▶ SET TASK
Restate the data exactly as given and keep the pictures out.

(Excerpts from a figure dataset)
◆ ◆ ◆ ◆ ◆ ◆ ◆

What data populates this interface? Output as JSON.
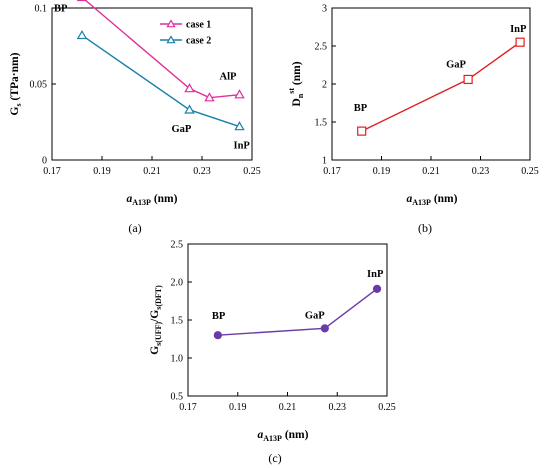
{
  "chart_data": [
    {
      "id": "a",
      "type": "line",
      "panel_label": "(a)",
      "xlabel": {
        "italic": "a",
        "sub": "A13P",
        "rest": " (nm)"
      },
      "ylabel": {
        "main": "G",
        "sub": "s",
        "rest": " (TPa·nm)"
      },
      "xlim": [
        0.17,
        0.25
      ],
      "ylim": [
        0,
        0.1
      ],
      "xticks": [
        "0.17",
        "0.19",
        "0.21",
        "0.23",
        "0.25"
      ],
      "yticks": [
        "0",
        "0.05",
        "0.1"
      ],
      "marker": "triangle",
      "legend": "top-right",
      "series": [
        {
          "name": "case 1",
          "color": "#e0309a",
          "x": [
            0.182,
            0.225,
            0.233,
            0.245
          ],
          "y": [
            0.107,
            0.047,
            0.041,
            0.043
          ]
        },
        {
          "name": "case 2",
          "color": "#1a80a8",
          "x": [
            0.182,
            0.225,
            0.245
          ],
          "y": [
            0.082,
            0.033,
            0.022
          ]
        }
      ],
      "annotations": [
        {
          "text": "BP",
          "x": 0.182,
          "y": 0.082
        },
        {
          "text": "AlP",
          "x": 0.233,
          "y": 0.041
        },
        {
          "text": "GaP",
          "x": 0.225,
          "y": 0.033
        },
        {
          "text": "InP",
          "x": 0.245,
          "y": 0.022
        }
      ]
    },
    {
      "id": "b",
      "type": "line",
      "panel_label": "(b)",
      "xlabel": {
        "italic": "a",
        "sub": "A13P",
        "rest": " (nm)"
      },
      "ylabel": {
        "main": "D",
        "sub": "n",
        "sup": "st",
        "rest": " (nm)"
      },
      "xlim": [
        0.17,
        0.25
      ],
      "ylim": [
        1,
        3
      ],
      "xticks": [
        "0.17",
        "0.19",
        "0.21",
        "0.23",
        "0.25"
      ],
      "yticks": [
        "1",
        "1.5",
        "2",
        "2.5",
        "3"
      ],
      "marker": "square",
      "series": [
        {
          "name": "",
          "color": "#e02020",
          "x": [
            0.182,
            0.225,
            0.246
          ],
          "y": [
            1.38,
            2.06,
            2.55
          ]
        }
      ],
      "annotations": [
        {
          "text": "BP",
          "x": 0.182,
          "y": 1.38
        },
        {
          "text": "GaP",
          "x": 0.225,
          "y": 2.06
        },
        {
          "text": "InP",
          "x": 0.246,
          "y": 2.55
        }
      ]
    },
    {
      "id": "c",
      "type": "line",
      "panel_label": "(c)",
      "xlabel": {
        "italic": "a",
        "sub": "A13P",
        "rest": " (nm)"
      },
      "ylabel": {
        "main": "G",
        "sub": "s(UFF)",
        "mid": "/G",
        "sub2": "s(DFT)"
      },
      "xlim": [
        0.17,
        0.25
      ],
      "ylim": [
        0.5,
        2.5
      ],
      "xticks": [
        "0.17",
        "0.19",
        "0.21",
        "0.23",
        "0.25"
      ],
      "yticks": [
        "0.5",
        "1.0",
        "1.5",
        "2.0",
        "2.5"
      ],
      "marker": "circle",
      "series": [
        {
          "name": "",
          "color": "#6a3aa8",
          "x": [
            0.182,
            0.225,
            0.246
          ],
          "y": [
            1.3,
            1.39,
            1.91
          ]
        }
      ],
      "annotations": [
        {
          "text": "BP",
          "x": 0.182,
          "y": 1.3
        },
        {
          "text": "GaP",
          "x": 0.225,
          "y": 1.39
        },
        {
          "text": "InP",
          "x": 0.246,
          "y": 1.91
        }
      ]
    }
  ]
}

◆ ◆ ◆ ◆ ◆ ◆ ◆

▶ RESULT
What data populates this interface? Output as JSON.
{
  "chart_data": [
    {
      "id": "a",
      "type": "line",
      "panel_label": "(a)",
      "xlabel": {
        "italic": "a",
        "sub": "A13P",
        "rest": " (nm)"
      },
      "ylabel": {
        "main": "G",
        "sub": "s",
        "rest": " (TPa·nm)"
      },
      "xlim": [
        0.17,
        0.25
      ],
      "ylim": [
        0,
        0.1
      ],
      "xticks": [
        "0.17",
        "0.19",
        "0.21",
        "0.23",
        "0.25"
      ],
      "yticks": [
        "0",
        "0.05",
        "0.1"
      ],
      "marker": "triangle",
      "legend": "top-right",
      "series": [
        {
          "name": "case 1",
          "color": "#e0309a",
          "x": [
            0.182,
            0.225,
            0.233,
            0.245
          ],
          "y": [
            0.107,
            0.047,
            0.041,
            0.043
          ]
        },
        {
          "name": "case 2",
          "color": "#1a80a8",
          "x": [
            0.182,
            0.225,
            0.245
          ],
          "y": [
            0.082,
            0.033,
            0.022
          ]
        }
      ],
      "annotations": [
        {
          "text": "BP",
          "x": 0.182,
          "y": 0.082
        },
        {
          "text": "AlP",
          "x": 0.233,
          "y": 0.041
        },
        {
          "text": "GaP",
          "x": 0.225,
          "y": 0.033
        },
        {
          "text": "InP",
          "x": 0.245,
          "y": 0.022
        }
      ]
    },
    {
      "id": "b",
      "type": "line",
      "panel_label": "(b)",
      "xlabel": {
        "italic": "a",
        "sub": "A13P",
        "rest": " (nm)"
      },
      "ylabel": {
        "main": "D",
        "sub": "n",
        "sup": "st",
        "rest": " (nm)"
      },
      "xlim": [
        0.17,
        0.25
      ],
      "ylim": [
        1,
        3
      ],
      "xticks": [
        "0.17",
        "0.19",
        "0.21",
        "0.23",
        "0.25"
      ],
      "yticks": [
        "1",
        "1.5",
        "2",
        "2.5",
        "3"
      ],
      "marker": "square",
      "series": [
        {
          "name": "",
          "color": "#e02020",
          "x": [
            0.182,
            0.225,
            0.246
          ],
          "y": [
            1.38,
            2.06,
            2.55
          ]
        }
      ],
      "annotations": [
        {
          "text": "BP",
          "x": 0.182,
          "y": 1.38
        },
        {
          "text": "GaP",
          "x": 0.225,
          "y": 2.06
        },
        {
          "text": "InP",
          "x": 0.246,
          "y": 2.55
        }
      ]
    },
    {
      "id": "c",
      "type": "line",
      "panel_label": "(c)",
      "xlabel": {
        "italic": "a",
        "sub": "A13P",
        "rest": " (nm)"
      },
      "ylabel": {
        "main": "G",
        "sub": "s(UFF)",
        "mid": "/G",
        "sub2": "s(DFT)"
      },
      "xlim": [
        0.17,
        0.25
      ],
      "ylim": [
        0.5,
        2.5
      ],
      "xticks": [
        "0.17",
        "0.19",
        "0.21",
        "0.23",
        "0.25"
      ],
      "yticks": [
        "0.5",
        "1.0",
        "1.5",
        "2.0",
        "2.5"
      ],
      "marker": "circle",
      "series": [
        {
          "name": "",
          "color": "#6a3aa8",
          "x": [
            0.182,
            0.225,
            0.246
          ],
          "y": [
            1.3,
            1.39,
            1.91
          ]
        }
      ],
      "annotations": [
        {
          "text": "BP",
          "x": 0.182,
          "y": 1.3
        },
        {
          "text": "GaP",
          "x": 0.225,
          "y": 1.39
        },
        {
          "text": "InP",
          "x": 0.246,
          "y": 1.91
        }
      ]
    }
  ]
}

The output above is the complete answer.